= EXERCISE DETAILS =
Below is a set of records. Repeat all of them exactly.
[START OF INPUT]
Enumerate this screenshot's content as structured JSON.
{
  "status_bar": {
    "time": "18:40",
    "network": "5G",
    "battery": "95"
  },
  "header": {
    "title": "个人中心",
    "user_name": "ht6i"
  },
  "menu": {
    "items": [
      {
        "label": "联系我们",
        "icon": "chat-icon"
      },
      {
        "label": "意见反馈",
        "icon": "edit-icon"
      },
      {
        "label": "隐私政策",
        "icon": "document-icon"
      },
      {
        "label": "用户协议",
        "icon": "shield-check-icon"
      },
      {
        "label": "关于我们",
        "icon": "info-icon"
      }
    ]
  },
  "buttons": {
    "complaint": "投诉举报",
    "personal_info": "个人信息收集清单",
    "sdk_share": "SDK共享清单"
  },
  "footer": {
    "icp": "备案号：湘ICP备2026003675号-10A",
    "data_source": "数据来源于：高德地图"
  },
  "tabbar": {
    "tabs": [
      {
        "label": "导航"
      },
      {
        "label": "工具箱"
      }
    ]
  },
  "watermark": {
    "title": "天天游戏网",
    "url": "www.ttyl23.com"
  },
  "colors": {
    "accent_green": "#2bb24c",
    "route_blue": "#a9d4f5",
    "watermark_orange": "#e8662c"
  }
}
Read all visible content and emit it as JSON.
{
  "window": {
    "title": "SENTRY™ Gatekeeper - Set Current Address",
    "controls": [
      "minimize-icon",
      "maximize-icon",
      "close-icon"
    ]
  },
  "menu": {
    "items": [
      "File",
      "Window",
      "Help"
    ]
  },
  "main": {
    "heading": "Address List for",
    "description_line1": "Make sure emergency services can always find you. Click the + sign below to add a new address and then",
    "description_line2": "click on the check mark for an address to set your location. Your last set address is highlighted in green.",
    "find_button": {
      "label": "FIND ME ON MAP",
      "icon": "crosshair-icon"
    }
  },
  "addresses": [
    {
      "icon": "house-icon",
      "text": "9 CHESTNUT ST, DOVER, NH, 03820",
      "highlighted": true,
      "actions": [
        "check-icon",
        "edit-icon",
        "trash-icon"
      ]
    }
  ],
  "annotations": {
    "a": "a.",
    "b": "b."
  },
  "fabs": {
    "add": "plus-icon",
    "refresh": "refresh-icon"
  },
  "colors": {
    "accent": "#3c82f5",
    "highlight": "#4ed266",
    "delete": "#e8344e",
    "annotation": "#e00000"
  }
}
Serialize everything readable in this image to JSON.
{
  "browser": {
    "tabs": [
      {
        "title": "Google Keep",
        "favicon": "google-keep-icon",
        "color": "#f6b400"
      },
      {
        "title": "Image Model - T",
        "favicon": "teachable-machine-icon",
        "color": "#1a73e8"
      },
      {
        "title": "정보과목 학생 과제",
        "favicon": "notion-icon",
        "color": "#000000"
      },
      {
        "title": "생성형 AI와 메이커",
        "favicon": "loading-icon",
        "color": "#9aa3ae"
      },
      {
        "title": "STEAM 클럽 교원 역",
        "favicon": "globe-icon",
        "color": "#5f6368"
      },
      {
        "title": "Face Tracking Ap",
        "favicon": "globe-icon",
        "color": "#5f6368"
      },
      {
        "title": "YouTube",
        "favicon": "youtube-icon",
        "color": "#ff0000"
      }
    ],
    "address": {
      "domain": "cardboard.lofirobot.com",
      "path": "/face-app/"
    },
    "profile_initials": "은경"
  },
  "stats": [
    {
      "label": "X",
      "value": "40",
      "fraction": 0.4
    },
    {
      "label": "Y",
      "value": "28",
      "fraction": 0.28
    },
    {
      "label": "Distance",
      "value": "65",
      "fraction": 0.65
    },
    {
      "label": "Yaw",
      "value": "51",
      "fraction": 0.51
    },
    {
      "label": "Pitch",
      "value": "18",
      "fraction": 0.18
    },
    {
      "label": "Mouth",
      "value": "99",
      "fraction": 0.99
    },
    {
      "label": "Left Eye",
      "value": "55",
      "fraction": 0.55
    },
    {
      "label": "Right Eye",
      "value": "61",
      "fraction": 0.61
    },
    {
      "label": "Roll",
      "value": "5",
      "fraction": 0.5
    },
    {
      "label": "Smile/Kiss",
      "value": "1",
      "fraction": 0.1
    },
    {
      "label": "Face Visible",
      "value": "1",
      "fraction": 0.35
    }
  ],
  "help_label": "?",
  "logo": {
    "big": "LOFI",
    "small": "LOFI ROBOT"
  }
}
[END OF INPUT]
= SOLUTION FOR THIS PROBLEM =
Enumerate this screenshot's content as structured JSON.
{
  "status_bar": {
    "time": "18:40",
    "network": "5G",
    "battery": "95"
  },
  "header": {
    "title": "个人中心",
    "user_name": "ht6i"
  },
  "menu": {
    "items": [
      {
        "label": "联系我们",
        "icon": "chat-icon"
      },
      {
        "label": "意见反馈",
        "icon": "edit-icon"
      },
      {
        "label": "隐私政策",
        "icon": "document-icon"
      },
      {
        "label": "用户协议",
        "icon": "shield-check-icon"
      },
      {
        "label": "关于我们",
        "icon": "info-icon"
      }
    ]
  },
  "buttons": {
    "complaint": "投诉举报",
    "personal_info": "个人信息收集清单",
    "sdk_share": "SDK共享清单"
  },
  "footer": {
    "icp": "备案号：湘ICP备2026003675号-10A",
    "data_source": "数据来源于：高德地图"
  },
  "tabbar": {
    "tabs": [
      {
        "label": "导航"
      },
      {
        "label": "工具箱"
      }
    ]
  },
  "watermark": {
    "title": "天天游戏网",
    "url": "www.ttyl23.com"
  },
  "colors": {
    "accent_green": "#2bb24c",
    "route_blue": "#a9d4f5",
    "watermark_orange": "#e8662c"
  }
}
Read all visible content and emit it as JSON.
{
  "window": {
    "title": "SENTRY™ Gatekeeper - Set Current Address",
    "controls": [
      "minimize-icon",
      "maximize-icon",
      "close-icon"
    ]
  },
  "menu": {
    "items": [
      "File",
      "Window",
      "Help"
    ]
  },
  "main": {
    "heading": "Address List for",
    "description_line1": "Make sure emergency services can always find you. Click the + sign below to add a new address and then",
    "description_line2": "click on the check mark for an address to set your location. Your last set address is highlighted in green.",
    "find_button": {
      "label": "FIND ME ON MAP",
      "icon": "crosshair-icon"
    }
  },
  "addresses": [
    {
      "icon": "house-icon",
      "text": "9 CHESTNUT ST, DOVER, NH, 03820",
      "highlighted": true,
      "actions": [
        "check-icon",
        "edit-icon",
        "trash-icon"
      ]
    }
  ],
  "annotations": {
    "a": "a.",
    "b": "b."
  },
  "fabs": {
    "add": "plus-icon",
    "refresh": "refresh-icon"
  },
  "colors": {
    "accent": "#3c82f5",
    "highlight": "#4ed266",
    "delete": "#e8344e",
    "annotation": "#e00000"
  }
}
Serialize everything readable in this image to JSON.
{
  "browser": {
    "tabs": [
      {
        "title": "Google Keep",
        "favicon": "google-keep-icon",
        "color": "#f6b400"
      },
      {
        "title": "Image Model - T",
        "favicon": "teachable-machine-icon",
        "color": "#1a73e8"
      },
      {
        "title": "정보과목 학생 과제",
        "favicon": "notion-icon",
        "color": "#000000"
      },
      {
        "title": "생성형 AI와 메이커",
        "favicon": "loading-icon",
        "color": "#9aa3ae"
      },
      {
        "title": "STEAM 클럽 교원 역",
        "favicon": "globe-icon",
        "color": "#5f6368"
      },
      {
        "title": "Face Tracking Ap",
        "favicon": "globe-icon",
        "color": "#5f6368"
      },
      {
        "title": "YouTube",
        "favicon": "youtube-icon",
        "color": "#ff0000"
      }
    ],
    "address": {
      "domain": "cardboard.lofirobot.com",
      "path": "/face-app/"
    },
    "profile_initials": "은경"
  },
  "stats": [
    {
      "label": "X",
      "value": "40",
      "fraction": 0.4
    },
    {
      "label": "Y",
      "value": "28",
      "fraction": 0.28
    },
    {
      "label": "Distance",
      "value": "65",
      "fraction": 0.65
    },
    {
      "label": "Yaw",
      "value": "51",
      "fraction": 0.51
    },
    {
      "label": "Pitch",
      "value": "18",
      "fraction": 0.18
    },
    {
      "label": "Mouth",
      "value": "99",
      "fraction": 0.99
    },
    {
      "label": "Left Eye",
      "value": "55",
      "fraction": 0.55
    },
    {
      "label": "Right Eye",
      "value": "61",
      "fraction": 0.61
    },
    {
      "label": "Roll",
      "value": "5",
      "fraction": 0.5
    },
    {
      "label": "Smile/Kiss",
      "value": "1",
      "fraction": 0.1
    },
    {
      "label": "Face Visible",
      "value": "1",
      "fraction": 0.35
    }
  ],
  "help_label": "?",
  "logo": {
    "big": "LOFI",
    "small": "LOFI ROBOT"
  }
}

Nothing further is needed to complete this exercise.